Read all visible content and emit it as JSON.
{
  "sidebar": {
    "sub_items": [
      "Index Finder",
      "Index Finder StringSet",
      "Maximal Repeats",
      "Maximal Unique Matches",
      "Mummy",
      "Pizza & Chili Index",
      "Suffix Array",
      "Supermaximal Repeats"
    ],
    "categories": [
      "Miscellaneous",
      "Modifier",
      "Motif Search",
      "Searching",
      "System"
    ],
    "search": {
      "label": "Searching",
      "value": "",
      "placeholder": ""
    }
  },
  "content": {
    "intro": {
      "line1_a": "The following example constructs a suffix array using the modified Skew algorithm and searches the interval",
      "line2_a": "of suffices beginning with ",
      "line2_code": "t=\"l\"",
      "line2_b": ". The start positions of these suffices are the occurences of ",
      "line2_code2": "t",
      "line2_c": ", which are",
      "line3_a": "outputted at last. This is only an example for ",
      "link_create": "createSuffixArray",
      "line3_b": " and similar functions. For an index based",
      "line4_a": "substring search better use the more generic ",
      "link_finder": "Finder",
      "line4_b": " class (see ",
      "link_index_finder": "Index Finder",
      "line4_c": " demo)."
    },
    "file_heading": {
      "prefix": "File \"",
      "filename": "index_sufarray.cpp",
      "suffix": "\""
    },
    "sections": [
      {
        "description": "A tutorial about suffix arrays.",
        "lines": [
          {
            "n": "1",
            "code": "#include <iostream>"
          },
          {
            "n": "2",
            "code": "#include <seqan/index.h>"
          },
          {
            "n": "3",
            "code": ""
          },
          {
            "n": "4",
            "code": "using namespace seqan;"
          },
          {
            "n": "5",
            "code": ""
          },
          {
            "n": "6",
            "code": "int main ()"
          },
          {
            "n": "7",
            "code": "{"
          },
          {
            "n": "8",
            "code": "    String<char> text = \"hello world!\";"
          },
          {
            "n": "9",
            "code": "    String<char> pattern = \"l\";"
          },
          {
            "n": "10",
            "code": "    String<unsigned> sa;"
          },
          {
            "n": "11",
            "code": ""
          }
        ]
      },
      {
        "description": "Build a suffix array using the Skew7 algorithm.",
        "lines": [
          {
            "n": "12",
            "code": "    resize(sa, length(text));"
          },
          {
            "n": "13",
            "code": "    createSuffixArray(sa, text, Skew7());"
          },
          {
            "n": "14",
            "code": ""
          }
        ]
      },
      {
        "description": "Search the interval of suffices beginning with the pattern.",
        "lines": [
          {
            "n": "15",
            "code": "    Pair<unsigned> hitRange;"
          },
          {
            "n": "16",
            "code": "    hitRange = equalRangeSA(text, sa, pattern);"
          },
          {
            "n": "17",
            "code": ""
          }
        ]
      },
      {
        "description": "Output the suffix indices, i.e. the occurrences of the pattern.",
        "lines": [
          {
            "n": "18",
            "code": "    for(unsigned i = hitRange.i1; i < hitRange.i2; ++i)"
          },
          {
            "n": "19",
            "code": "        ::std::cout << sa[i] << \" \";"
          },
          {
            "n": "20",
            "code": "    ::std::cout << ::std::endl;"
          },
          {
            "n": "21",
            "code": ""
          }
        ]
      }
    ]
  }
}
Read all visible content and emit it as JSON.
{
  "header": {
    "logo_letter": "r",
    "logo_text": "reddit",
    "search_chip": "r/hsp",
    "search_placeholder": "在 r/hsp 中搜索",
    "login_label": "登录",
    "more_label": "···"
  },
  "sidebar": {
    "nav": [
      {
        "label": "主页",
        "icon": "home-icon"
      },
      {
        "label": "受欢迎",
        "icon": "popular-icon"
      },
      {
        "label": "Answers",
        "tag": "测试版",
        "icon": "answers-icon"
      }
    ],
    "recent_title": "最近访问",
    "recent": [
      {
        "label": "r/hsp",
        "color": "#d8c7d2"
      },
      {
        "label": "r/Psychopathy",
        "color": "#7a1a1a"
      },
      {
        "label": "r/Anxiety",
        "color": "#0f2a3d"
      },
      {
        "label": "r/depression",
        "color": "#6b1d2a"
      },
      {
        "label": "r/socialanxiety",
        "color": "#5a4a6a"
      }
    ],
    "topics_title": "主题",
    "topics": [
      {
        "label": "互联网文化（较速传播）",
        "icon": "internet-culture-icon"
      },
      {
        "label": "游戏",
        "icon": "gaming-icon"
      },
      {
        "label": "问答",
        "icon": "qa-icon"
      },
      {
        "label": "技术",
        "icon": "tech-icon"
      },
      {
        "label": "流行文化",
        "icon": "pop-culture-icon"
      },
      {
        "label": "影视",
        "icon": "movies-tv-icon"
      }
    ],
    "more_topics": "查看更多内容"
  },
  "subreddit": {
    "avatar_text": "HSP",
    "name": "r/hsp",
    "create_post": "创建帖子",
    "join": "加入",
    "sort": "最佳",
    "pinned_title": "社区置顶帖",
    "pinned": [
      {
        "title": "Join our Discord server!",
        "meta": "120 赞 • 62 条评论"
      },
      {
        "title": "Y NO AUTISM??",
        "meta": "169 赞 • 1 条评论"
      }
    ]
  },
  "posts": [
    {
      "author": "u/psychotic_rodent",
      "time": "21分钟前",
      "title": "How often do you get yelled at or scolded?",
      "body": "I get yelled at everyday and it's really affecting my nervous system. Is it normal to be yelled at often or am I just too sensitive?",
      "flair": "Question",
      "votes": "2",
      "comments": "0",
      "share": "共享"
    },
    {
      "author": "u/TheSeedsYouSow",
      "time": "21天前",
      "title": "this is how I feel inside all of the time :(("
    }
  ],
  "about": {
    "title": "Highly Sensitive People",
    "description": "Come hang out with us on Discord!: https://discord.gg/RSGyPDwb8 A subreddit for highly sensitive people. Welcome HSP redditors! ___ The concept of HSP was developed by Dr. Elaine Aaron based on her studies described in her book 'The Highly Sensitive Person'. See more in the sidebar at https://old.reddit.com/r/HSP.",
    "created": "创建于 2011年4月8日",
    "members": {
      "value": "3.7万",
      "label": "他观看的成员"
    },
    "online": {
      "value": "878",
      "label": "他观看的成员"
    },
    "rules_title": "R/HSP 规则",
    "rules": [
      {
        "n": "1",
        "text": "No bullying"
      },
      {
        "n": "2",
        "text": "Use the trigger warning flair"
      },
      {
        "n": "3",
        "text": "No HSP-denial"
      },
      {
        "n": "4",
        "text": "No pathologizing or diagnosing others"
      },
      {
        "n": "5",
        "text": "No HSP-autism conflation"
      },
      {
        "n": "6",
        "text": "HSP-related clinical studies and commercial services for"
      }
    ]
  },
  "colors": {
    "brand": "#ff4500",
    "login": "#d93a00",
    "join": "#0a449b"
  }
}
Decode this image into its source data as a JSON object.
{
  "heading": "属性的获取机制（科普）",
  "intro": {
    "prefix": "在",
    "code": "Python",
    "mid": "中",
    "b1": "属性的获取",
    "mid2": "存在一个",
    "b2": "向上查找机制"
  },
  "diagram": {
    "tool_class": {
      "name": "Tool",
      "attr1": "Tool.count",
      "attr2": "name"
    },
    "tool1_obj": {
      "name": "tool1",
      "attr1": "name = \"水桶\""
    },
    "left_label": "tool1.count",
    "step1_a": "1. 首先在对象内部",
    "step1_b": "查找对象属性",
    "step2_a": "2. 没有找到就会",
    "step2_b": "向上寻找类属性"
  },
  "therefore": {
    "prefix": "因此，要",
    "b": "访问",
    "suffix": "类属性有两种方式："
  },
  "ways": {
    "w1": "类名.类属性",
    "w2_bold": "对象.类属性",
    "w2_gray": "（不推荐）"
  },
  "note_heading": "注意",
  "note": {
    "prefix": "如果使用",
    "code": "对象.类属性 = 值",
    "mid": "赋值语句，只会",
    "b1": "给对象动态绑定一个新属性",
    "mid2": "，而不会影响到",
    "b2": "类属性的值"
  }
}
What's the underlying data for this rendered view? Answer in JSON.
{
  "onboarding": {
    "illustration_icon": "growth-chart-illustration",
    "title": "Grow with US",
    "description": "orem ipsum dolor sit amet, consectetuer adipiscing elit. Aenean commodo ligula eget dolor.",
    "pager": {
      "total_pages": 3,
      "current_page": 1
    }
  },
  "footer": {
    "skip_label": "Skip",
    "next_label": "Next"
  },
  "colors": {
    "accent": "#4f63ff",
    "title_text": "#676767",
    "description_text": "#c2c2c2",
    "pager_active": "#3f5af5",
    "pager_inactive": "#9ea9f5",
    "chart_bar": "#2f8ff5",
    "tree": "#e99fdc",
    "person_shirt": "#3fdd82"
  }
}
◇ ◇ ◇ ◇ ◇ ◇ ◇
§ Stated task
In the material above, find each line that contains the word "interval", and select it.

§ Output of the task
      "line1_a": "The following example constructs a suffix array using the modified Skew algorithm and searches the interval",
        "description": "Search the interval of suffices beginning with the pattern.",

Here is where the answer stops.